■ **PROBLEM**
Repeat every record below exactly as it appears.

## Begin PROVIDED MATERIAL

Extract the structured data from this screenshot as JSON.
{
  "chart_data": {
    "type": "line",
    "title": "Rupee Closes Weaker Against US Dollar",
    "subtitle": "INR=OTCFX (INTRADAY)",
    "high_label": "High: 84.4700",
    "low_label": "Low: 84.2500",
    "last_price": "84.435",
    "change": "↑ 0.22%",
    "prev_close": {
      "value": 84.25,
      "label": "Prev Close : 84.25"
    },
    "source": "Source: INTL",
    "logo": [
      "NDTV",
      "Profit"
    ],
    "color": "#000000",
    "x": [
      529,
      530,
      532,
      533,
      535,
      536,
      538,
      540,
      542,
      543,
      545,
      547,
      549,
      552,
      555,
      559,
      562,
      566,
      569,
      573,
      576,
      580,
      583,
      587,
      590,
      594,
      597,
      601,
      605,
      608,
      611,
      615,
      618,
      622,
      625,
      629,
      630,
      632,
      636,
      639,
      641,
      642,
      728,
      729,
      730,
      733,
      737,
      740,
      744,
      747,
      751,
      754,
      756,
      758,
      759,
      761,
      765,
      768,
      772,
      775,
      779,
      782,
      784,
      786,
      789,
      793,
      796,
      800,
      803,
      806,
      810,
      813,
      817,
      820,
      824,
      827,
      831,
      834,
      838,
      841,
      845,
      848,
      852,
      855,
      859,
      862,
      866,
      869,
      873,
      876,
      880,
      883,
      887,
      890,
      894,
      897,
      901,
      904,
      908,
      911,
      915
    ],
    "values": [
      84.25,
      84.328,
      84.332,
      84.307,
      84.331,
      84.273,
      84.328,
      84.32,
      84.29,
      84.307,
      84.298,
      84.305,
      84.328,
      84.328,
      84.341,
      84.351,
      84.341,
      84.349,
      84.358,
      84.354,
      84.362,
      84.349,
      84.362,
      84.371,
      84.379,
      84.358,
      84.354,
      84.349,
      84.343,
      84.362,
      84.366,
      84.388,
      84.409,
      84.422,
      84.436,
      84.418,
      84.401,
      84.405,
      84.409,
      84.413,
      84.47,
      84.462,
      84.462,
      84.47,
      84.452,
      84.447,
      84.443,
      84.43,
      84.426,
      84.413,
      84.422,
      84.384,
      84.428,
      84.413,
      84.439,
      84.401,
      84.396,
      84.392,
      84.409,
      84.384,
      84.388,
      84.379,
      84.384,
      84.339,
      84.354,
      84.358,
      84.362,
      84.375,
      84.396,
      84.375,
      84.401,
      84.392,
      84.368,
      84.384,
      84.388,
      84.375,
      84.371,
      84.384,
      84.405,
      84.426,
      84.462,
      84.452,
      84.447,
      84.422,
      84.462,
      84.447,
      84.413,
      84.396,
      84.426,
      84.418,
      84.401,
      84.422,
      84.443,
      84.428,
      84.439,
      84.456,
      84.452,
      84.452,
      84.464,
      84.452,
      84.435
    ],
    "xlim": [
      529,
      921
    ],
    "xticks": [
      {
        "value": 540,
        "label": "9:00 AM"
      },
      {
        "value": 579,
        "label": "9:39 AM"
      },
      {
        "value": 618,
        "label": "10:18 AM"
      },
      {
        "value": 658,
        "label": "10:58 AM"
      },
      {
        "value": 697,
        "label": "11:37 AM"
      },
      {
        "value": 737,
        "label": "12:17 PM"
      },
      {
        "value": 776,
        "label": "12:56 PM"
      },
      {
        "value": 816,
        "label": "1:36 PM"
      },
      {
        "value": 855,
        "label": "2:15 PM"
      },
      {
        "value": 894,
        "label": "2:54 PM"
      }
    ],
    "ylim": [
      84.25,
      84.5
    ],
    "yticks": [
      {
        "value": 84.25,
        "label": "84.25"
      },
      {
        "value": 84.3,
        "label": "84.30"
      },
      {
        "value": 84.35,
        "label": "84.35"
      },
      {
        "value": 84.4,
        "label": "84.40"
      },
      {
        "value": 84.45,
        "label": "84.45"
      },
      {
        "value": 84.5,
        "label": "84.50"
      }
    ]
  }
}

## End PROVIDED MATERIAL

■ **WRITTEN SOLUTION**
Extract the structured data from this screenshot as JSON.
{
  "chart_data": {
    "type": "line",
    "title": "Rupee Closes Weaker Against US Dollar",
    "subtitle": "INR=OTCFX (INTRADAY)",
    "high_label": "High: 84.4700",
    "low_label": "Low: 84.2500",
    "last_price": "84.435",
    "change": "↑ 0.22%",
    "prev_close": {
      "value": 84.25,
      "label": "Prev Close : 84.25"
    },
    "source": "Source: INTL",
    "logo": [
      "NDTV",
      "Profit"
    ],
    "color": "#000000",
    "x": [
      529,
      530,
      532,
      533,
      535,
      536,
      538,
      540,
      542,
      543,
      545,
      547,
      549,
      552,
      555,
      559,
      562,
      566,
      569,
      573,
      576,
      580,
      583,
      587,
      590,
      594,
      597,
      601,
      605,
      608,
      611,
      615,
      618,
      622,
      625,
      629,
      630,
      632,
      636,
      639,
      641,
      642,
      728,
      729,
      730,
      733,
      737,
      740,
      744,
      747,
      751,
      754,
      756,
      758,
      759,
      761,
      765,
      768,
      772,
      775,
      779,
      782,
      784,
      786,
      789,
      793,
      796,
      800,
      803,
      806,
      810,
      813,
      817,
      820,
      824,
      827,
      831,
      834,
      838,
      841,
      845,
      848,
      852,
      855,
      859,
      862,
      866,
      869,
      873,
      876,
      880,
      883,
      887,
      890,
      894,
      897,
      901,
      904,
      908,
      911,
      915
    ],
    "values": [
      84.25,
      84.328,
      84.332,
      84.307,
      84.331,
      84.273,
      84.328,
      84.32,
      84.29,
      84.307,
      84.298,
      84.305,
      84.328,
      84.328,
      84.341,
      84.351,
      84.341,
      84.349,
      84.358,
      84.354,
      84.362,
      84.349,
      84.362,
      84.371,
      84.379,
      84.358,
      84.354,
      84.349,
      84.343,
      84.362,
      84.366,
      84.388,
      84.409,
      84.422,
      84.436,
      84.418,
      84.401,
      84.405,
      84.409,
      84.413,
      84.47,
      84.462,
      84.462,
      84.47,
      84.452,
      84.447,
      84.443,
      84.43,
      84.426,
      84.413,
      84.422,
      84.384,
      84.428,
      84.413,
      84.439,
      84.401,
      84.396,
      84.392,
      84.409,
      84.384,
      84.388,
      84.379,
      84.384,
      84.339,
      84.354,
      84.358,
      84.362,
      84.375,
      84.396,
      84.375,
      84.401,
      84.392,
      84.368,
      84.384,
      84.388,
      84.375,
      84.371,
      84.384,
      84.405,
      84.426,
      84.462,
      84.452,
      84.447,
      84.422,
      84.462,
      84.447,
      84.413,
      84.396,
      84.426,
      84.418,
      84.401,
      84.422,
      84.443,
      84.428,
      84.439,
      84.456,
      84.452,
      84.452,
      84.464,
      84.452,
      84.435
    ],
    "xlim": [
      529,
      921
    ],
    "xticks": [
      {
        "value": 540,
        "label": "9:00 AM"
      },
      {
        "value": 579,
        "label": "9:39 AM"
      },
      {
        "value": 618,
        "label": "10:18 AM"
      },
      {
        "value": 658,
        "label": "10:58 AM"
      },
      {
        "value": 697,
        "label": "11:37 AM"
      },
      {
        "value": 737,
        "label": "12:17 PM"
      },
      {
        "value": 776,
        "label": "12:56 PM"
      },
      {
        "value": 816,
        "label": "1:36 PM"
      },
      {
        "value": 855,
        "label": "2:15 PM"
      },
      {
        "value": 894,
        "label": "2:54 PM"
      }
    ],
    "ylim": [
      84.25,
      84.5
    ],
    "yticks": [
      {
        "value": 84.25,
        "label": "84.25"
      },
      {
        "value": 84.3,
        "label": "84.30"
      },
      {
        "value": 84.35,
        "label": "84.35"
      },
      {
        "value": 84.4,
        "label": "84.40"
      },
      {
        "value": 84.45,
        "label": "84.45"
      },
      {
        "value": 84.5,
        "label": "84.50"
      }
    ]
  }
}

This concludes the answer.